**Dataset items:**

──────────

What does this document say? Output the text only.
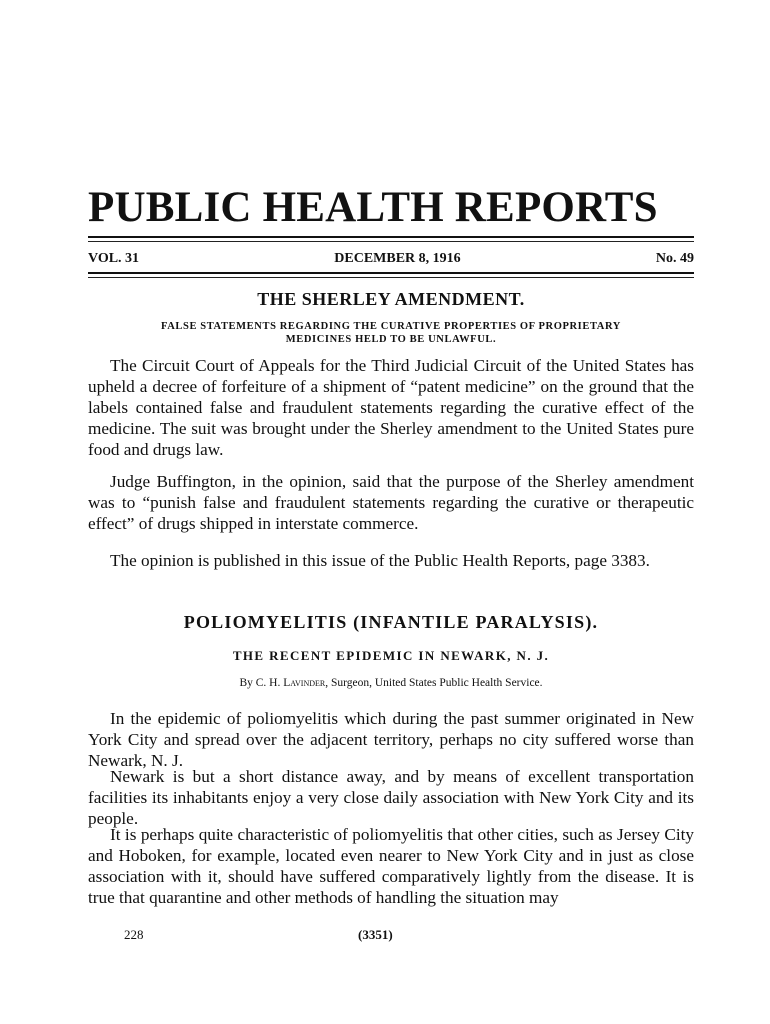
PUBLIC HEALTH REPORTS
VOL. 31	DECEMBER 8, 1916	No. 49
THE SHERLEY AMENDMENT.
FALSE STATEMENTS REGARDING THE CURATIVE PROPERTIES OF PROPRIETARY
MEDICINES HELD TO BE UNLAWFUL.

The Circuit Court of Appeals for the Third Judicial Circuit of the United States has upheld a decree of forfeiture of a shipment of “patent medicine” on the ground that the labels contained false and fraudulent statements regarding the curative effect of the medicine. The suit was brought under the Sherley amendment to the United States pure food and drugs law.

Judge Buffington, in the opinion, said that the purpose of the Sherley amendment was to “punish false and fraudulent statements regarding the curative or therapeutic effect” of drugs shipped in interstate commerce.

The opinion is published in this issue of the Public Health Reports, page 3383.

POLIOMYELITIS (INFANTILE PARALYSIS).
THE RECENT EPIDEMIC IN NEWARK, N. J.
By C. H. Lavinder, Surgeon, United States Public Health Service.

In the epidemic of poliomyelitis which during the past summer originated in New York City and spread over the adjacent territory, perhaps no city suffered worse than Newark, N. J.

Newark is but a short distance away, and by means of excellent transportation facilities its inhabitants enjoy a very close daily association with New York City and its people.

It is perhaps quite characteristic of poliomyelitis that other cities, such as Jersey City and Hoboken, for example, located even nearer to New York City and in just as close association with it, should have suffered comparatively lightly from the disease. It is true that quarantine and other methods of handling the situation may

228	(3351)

──────────

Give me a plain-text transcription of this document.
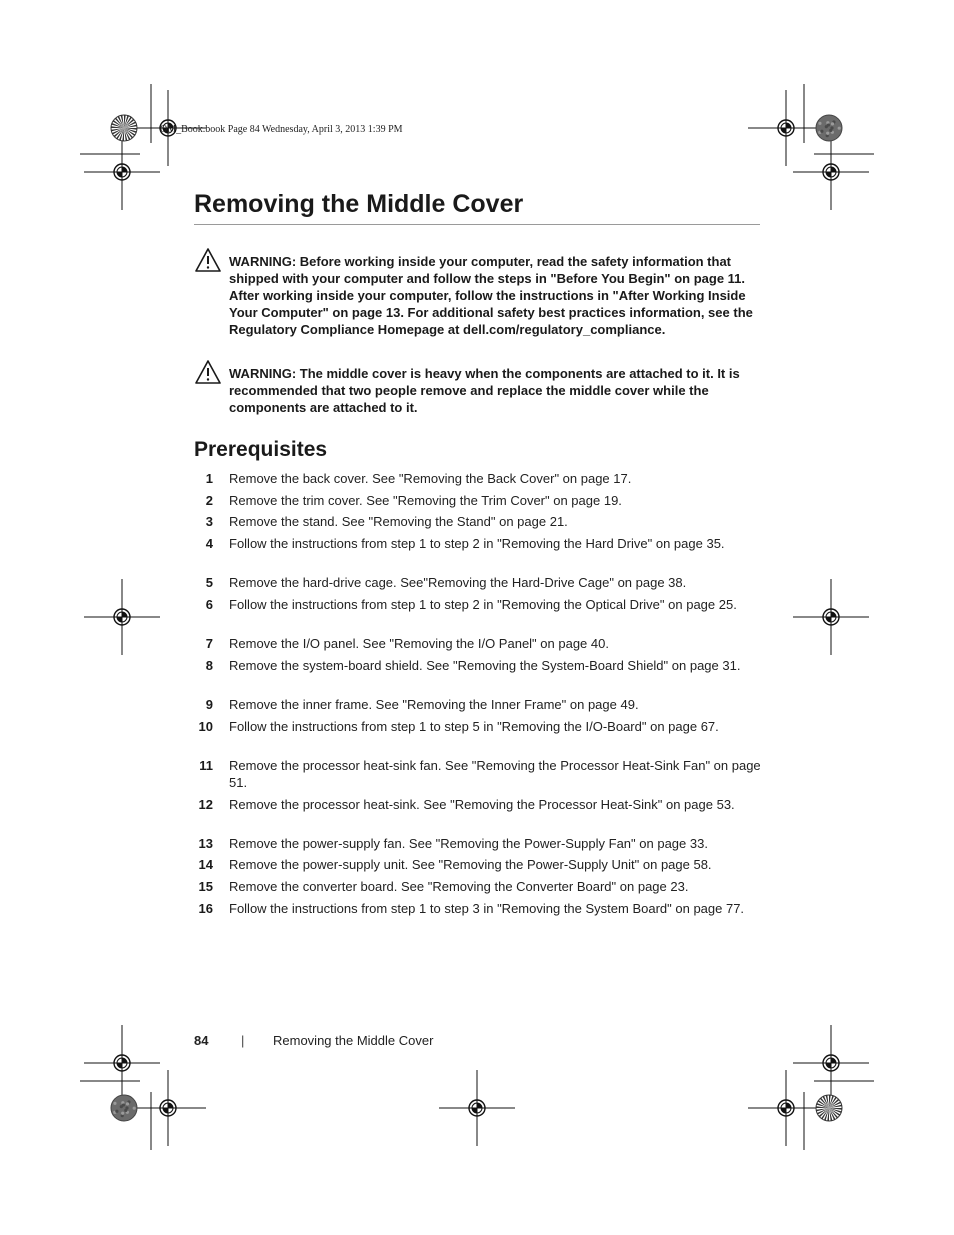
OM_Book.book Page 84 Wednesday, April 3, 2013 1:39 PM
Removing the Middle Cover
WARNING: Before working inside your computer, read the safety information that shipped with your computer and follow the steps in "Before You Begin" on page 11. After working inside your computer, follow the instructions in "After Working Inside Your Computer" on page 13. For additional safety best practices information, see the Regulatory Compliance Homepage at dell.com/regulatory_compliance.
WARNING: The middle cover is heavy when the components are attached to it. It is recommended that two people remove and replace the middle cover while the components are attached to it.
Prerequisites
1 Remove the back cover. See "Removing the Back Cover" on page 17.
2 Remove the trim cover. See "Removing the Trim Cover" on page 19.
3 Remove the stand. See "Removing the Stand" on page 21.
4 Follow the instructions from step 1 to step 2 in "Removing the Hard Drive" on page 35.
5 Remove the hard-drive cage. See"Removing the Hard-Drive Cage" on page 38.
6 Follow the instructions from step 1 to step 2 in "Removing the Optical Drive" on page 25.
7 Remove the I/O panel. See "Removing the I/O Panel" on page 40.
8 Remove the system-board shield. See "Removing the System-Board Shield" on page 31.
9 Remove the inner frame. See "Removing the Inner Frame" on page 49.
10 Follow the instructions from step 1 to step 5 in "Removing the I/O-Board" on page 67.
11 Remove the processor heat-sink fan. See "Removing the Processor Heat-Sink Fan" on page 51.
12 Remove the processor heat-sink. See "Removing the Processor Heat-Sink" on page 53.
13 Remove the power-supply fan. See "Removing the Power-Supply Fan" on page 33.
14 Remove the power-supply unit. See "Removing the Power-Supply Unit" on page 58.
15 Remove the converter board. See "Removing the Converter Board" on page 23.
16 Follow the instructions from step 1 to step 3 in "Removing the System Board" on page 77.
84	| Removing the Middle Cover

──────────

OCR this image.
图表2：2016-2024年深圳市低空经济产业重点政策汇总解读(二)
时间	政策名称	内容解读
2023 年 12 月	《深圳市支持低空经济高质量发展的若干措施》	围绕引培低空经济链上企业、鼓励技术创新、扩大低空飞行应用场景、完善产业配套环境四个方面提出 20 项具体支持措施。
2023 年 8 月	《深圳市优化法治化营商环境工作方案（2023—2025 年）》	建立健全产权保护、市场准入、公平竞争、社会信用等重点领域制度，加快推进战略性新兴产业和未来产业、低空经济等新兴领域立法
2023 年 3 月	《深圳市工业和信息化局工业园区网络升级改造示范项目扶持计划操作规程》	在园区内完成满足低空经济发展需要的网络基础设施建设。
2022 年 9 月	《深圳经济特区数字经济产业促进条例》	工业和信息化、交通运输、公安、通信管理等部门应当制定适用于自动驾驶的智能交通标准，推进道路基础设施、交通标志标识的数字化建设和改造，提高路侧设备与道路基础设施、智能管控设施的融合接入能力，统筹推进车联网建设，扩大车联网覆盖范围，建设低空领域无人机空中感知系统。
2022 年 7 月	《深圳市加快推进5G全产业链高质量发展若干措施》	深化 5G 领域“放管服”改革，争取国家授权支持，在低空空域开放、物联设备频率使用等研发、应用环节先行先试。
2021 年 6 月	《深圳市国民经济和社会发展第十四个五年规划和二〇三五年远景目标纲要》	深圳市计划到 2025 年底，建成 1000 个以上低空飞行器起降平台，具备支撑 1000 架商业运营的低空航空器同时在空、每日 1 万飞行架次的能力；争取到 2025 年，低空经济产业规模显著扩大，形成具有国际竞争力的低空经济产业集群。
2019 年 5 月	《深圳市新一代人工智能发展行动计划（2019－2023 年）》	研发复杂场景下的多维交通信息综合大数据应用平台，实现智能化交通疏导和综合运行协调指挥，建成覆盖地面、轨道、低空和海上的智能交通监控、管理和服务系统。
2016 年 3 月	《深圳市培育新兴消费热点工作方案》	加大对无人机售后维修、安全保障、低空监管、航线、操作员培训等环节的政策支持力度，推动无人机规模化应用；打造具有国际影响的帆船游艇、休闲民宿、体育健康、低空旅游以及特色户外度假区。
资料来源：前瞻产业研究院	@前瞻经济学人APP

──────────

**WHAT THE TASK ASKS:** From the entries above, copy every line where the word "Drive" shows up.

**OUTPUT BELOW:**
4 Follow the instructions from step 1 to step 2 in "Removing the Hard Drive" on page 35.
5 Remove the hard-drive cage. See"Removing the Hard-Drive Cage" on page 38.
6 Follow the instructions from step 1 to step 2 in "Removing the Optical Drive" on page 25.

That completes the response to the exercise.